[Start of Exercise material]
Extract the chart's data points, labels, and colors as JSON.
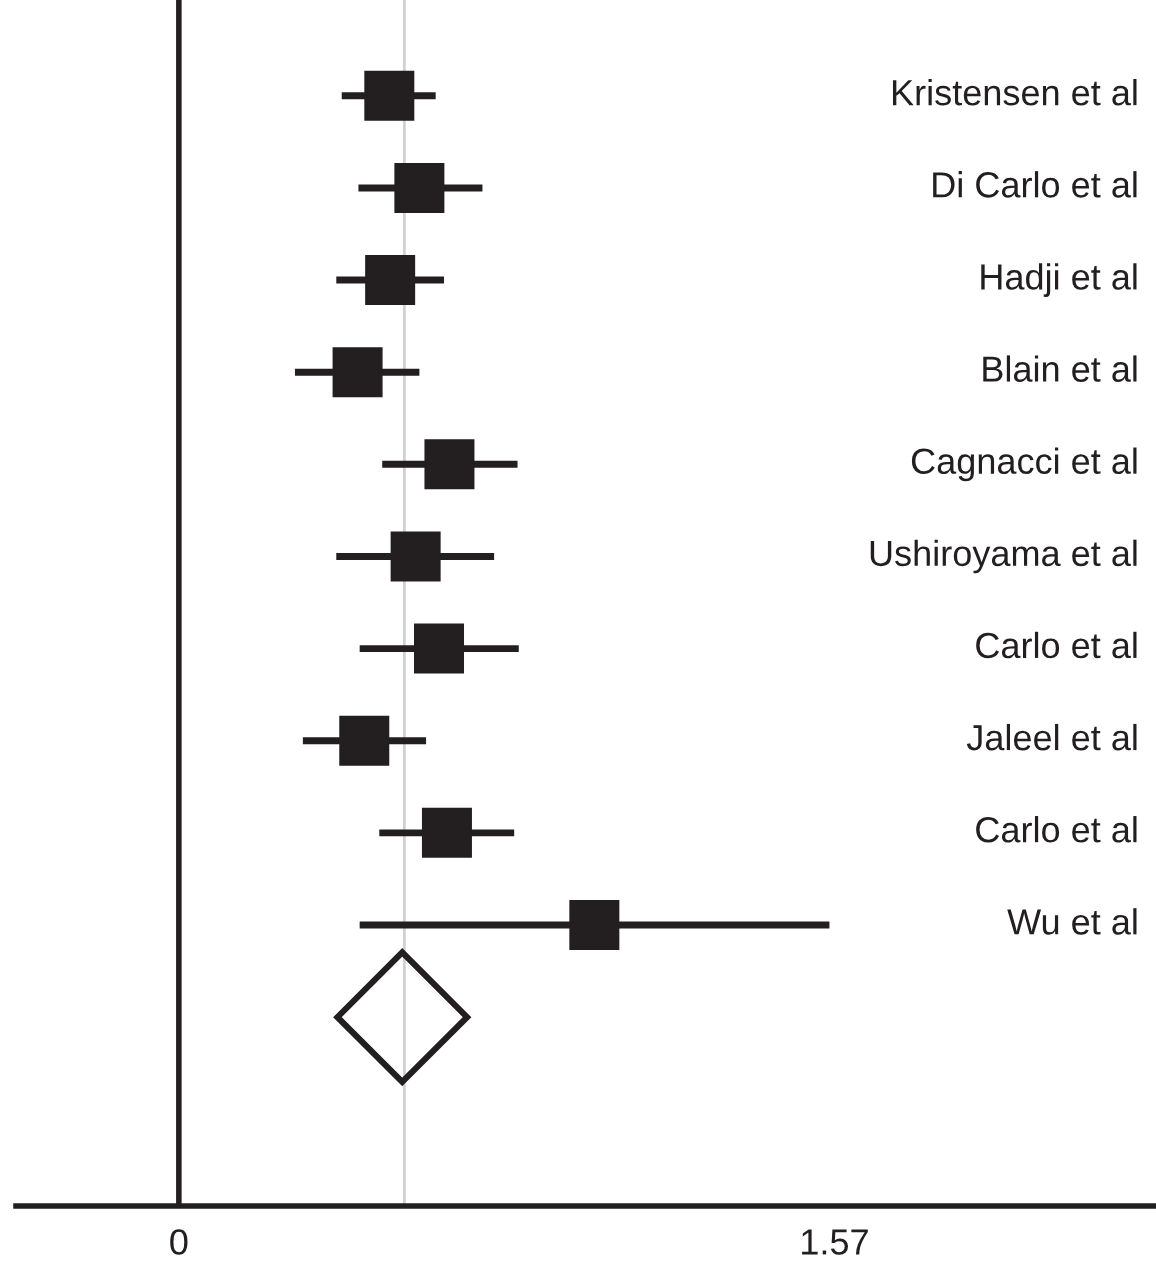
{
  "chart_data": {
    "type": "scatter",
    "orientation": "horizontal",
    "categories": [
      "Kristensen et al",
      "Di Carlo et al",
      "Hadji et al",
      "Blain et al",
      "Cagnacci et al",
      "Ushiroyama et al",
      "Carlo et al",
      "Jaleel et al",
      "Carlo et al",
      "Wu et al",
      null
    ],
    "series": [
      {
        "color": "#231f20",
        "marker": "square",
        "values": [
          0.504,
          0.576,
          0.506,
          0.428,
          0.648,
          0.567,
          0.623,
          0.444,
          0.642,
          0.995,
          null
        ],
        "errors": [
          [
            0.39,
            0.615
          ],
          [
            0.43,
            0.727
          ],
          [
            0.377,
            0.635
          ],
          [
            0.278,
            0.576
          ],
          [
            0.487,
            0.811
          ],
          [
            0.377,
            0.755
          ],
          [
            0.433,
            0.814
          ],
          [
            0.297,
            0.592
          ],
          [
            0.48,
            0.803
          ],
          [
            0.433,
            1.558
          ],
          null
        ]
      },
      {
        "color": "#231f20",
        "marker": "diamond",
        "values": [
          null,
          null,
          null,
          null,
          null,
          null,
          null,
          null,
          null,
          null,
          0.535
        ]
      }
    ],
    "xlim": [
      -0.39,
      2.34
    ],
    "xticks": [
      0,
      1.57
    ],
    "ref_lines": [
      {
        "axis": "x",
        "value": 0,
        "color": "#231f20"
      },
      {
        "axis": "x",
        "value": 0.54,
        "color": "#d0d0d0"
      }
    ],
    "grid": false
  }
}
[End of Exercise material]
◆ Aim of the exercise
Extract the full listing exactly, with the pictures left out.

◆ Expected answer
Extract the chart's data points, labels, and colors as JSON.
{
  "chart_data": {
    "type": "scatter",
    "orientation": "horizontal",
    "categories": [
      "Kristensen et al",
      "Di Carlo et al",
      "Hadji et al",
      "Blain et al",
      "Cagnacci et al",
      "Ushiroyama et al",
      "Carlo et al",
      "Jaleel et al",
      "Carlo et al",
      "Wu et al",
      null
    ],
    "series": [
      {
        "color": "#231f20",
        "marker": "square",
        "values": [
          0.504,
          0.576,
          0.506,
          0.428,
          0.648,
          0.567,
          0.623,
          0.444,
          0.642,
          0.995,
          null
        ],
        "errors": [
          [
            0.39,
            0.615
          ],
          [
            0.43,
            0.727
          ],
          [
            0.377,
            0.635
          ],
          [
            0.278,
            0.576
          ],
          [
            0.487,
            0.811
          ],
          [
            0.377,
            0.755
          ],
          [
            0.433,
            0.814
          ],
          [
            0.297,
            0.592
          ],
          [
            0.48,
            0.803
          ],
          [
            0.433,
            1.558
          ],
          null
        ]
      },
      {
        "color": "#231f20",
        "marker": "diamond",
        "values": [
          null,
          null,
          null,
          null,
          null,
          null,
          null,
          null,
          null,
          null,
          0.535
        ]
      }
    ],
    "xlim": [
      -0.39,
      2.34
    ],
    "xticks": [
      0,
      1.57
    ],
    "ref_lines": [
      {
        "axis": "x",
        "value": 0,
        "color": "#231f20"
      },
      {
        "axis": "x",
        "value": 0.54,
        "color": "#d0d0d0"
      }
    ],
    "grid": false
  }
}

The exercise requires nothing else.